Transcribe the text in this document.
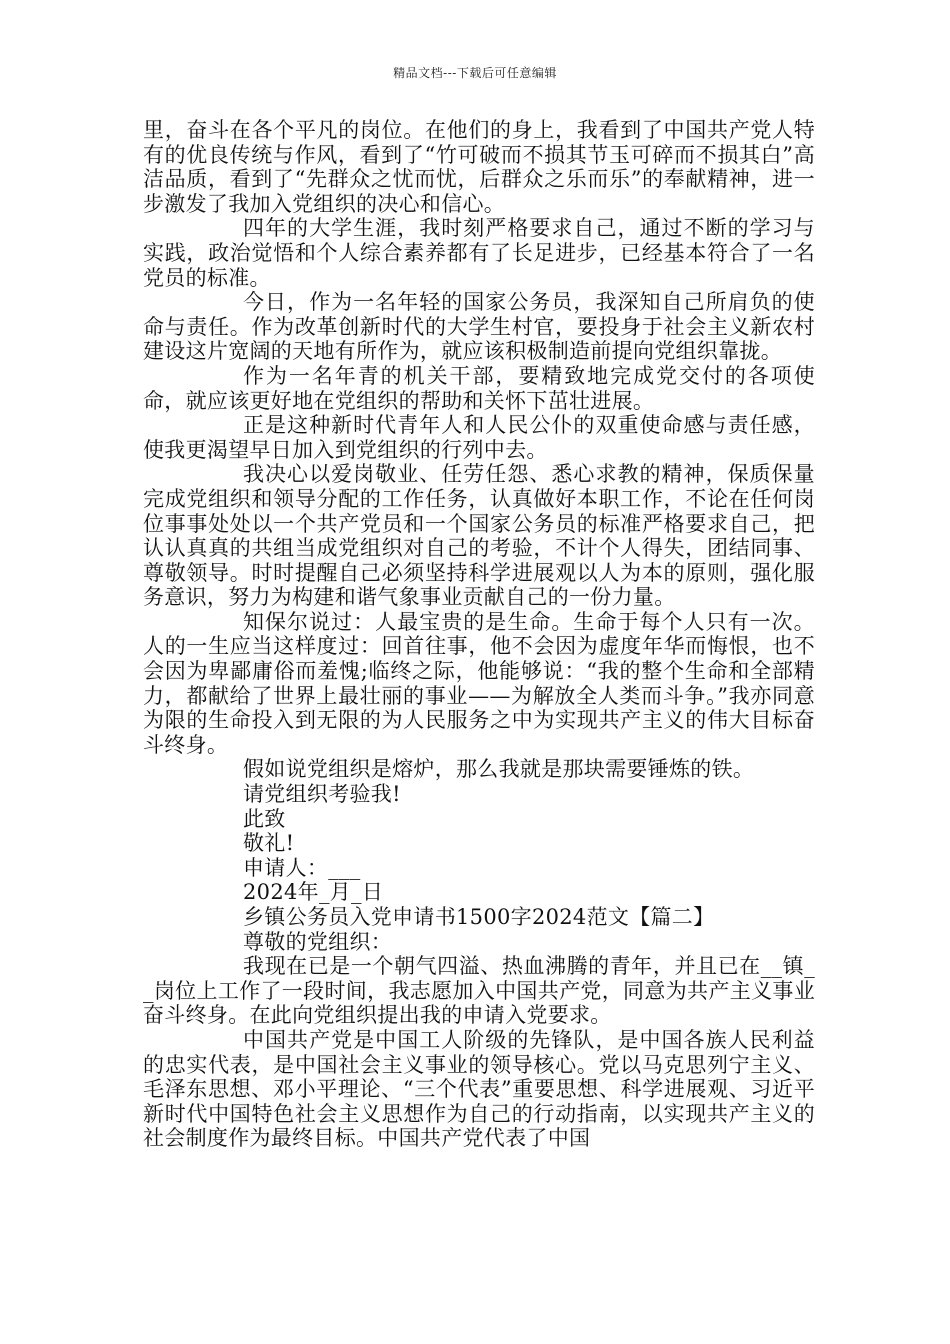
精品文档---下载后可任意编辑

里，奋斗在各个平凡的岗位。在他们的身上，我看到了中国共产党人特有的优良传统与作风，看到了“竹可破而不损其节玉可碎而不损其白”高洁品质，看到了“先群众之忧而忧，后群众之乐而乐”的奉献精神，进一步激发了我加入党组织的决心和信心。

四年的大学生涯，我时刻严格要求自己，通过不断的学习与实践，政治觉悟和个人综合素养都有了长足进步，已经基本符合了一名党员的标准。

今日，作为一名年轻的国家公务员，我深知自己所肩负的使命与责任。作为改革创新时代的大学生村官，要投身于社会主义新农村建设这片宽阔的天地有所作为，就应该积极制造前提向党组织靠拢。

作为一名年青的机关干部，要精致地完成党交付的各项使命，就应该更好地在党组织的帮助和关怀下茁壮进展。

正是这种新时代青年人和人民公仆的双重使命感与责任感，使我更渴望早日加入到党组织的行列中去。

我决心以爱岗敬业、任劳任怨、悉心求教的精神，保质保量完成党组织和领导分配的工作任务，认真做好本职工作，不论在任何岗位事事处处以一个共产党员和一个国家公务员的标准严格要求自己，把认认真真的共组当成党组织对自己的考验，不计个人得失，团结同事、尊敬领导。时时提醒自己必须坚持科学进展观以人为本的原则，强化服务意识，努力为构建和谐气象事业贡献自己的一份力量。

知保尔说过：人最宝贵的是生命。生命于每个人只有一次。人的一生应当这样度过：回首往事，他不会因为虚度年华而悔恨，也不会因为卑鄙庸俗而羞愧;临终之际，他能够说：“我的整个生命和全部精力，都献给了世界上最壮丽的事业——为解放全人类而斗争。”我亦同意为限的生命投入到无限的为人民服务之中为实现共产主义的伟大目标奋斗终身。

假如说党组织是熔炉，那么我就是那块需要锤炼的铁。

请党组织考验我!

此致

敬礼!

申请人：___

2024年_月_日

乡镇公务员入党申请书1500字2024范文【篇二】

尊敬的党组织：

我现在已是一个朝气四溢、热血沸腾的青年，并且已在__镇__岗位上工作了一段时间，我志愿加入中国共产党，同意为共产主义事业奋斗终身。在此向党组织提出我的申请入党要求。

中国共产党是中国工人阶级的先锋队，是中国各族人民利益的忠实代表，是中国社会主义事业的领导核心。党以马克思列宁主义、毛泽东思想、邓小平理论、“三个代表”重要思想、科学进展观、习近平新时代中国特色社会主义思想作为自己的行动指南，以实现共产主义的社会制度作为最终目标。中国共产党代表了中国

-- -- --

_Do this_: Will you restate every entry word for word and omit the images?

_Expected answer_:
Transcribe the text in this document.
精品文档---下载后可任意编辑

里，奋斗在各个平凡的岗位。在他们的身上，我看到了中国共产党人特有的优良传统与作风，看到了“竹可破而不损其节玉可碎而不损其白”高洁品质，看到了“先群众之忧而忧，后群众之乐而乐”的奉献精神，进一步激发了我加入党组织的决心和信心。

四年的大学生涯，我时刻严格要求自己，通过不断的学习与实践，政治觉悟和个人综合素养都有了长足进步，已经基本符合了一名党员的标准。

今日，作为一名年轻的国家公务员，我深知自己所肩负的使命与责任。作为改革创新时代的大学生村官，要投身于社会主义新农村建设这片宽阔的天地有所作为，就应该积极制造前提向党组织靠拢。

作为一名年青的机关干部，要精致地完成党交付的各项使命，就应该更好地在党组织的帮助和关怀下茁壮进展。

正是这种新时代青年人和人民公仆的双重使命感与责任感，使我更渴望早日加入到党组织的行列中去。

我决心以爱岗敬业、任劳任怨、悉心求教的精神，保质保量完成党组织和领导分配的工作任务，认真做好本职工作，不论在任何岗位事事处处以一个共产党员和一个国家公务员的标准严格要求自己，把认认真真的共组当成党组织对自己的考验，不计个人得失，团结同事、尊敬领导。时时提醒自己必须坚持科学进展观以人为本的原则，强化服务意识，努力为构建和谐气象事业贡献自己的一份力量。

知保尔说过：人最宝贵的是生命。生命于每个人只有一次。人的一生应当这样度过：回首往事，他不会因为虚度年华而悔恨，也不会因为卑鄙庸俗而羞愧;临终之际，他能够说：“我的整个生命和全部精力，都献给了世界上最壮丽的事业——为解放全人类而斗争。”我亦同意为限的生命投入到无限的为人民服务之中为实现共产主义的伟大目标奋斗终身。

假如说党组织是熔炉，那么我就是那块需要锤炼的铁。

请党组织考验我!

此致

敬礼!

申请人：___

2024年_月_日

乡镇公务员入党申请书1500字2024范文【篇二】

尊敬的党组织：

我现在已是一个朝气四溢、热血沸腾的青年，并且已在__镇__岗位上工作了一段时间，我志愿加入中国共产党，同意为共产主义事业奋斗终身。在此向党组织提出我的申请入党要求。

中国共产党是中国工人阶级的先锋队，是中国各族人民利益的忠实代表，是中国社会主义事业的领导核心。党以马克思列宁主义、毛泽东思想、邓小平理论、“三个代表”重要思想、科学进展观、习近平新时代中国特色社会主义思想作为自己的行动指南，以实现共产主义的社会制度作为最终目标。中国共产党代表了中国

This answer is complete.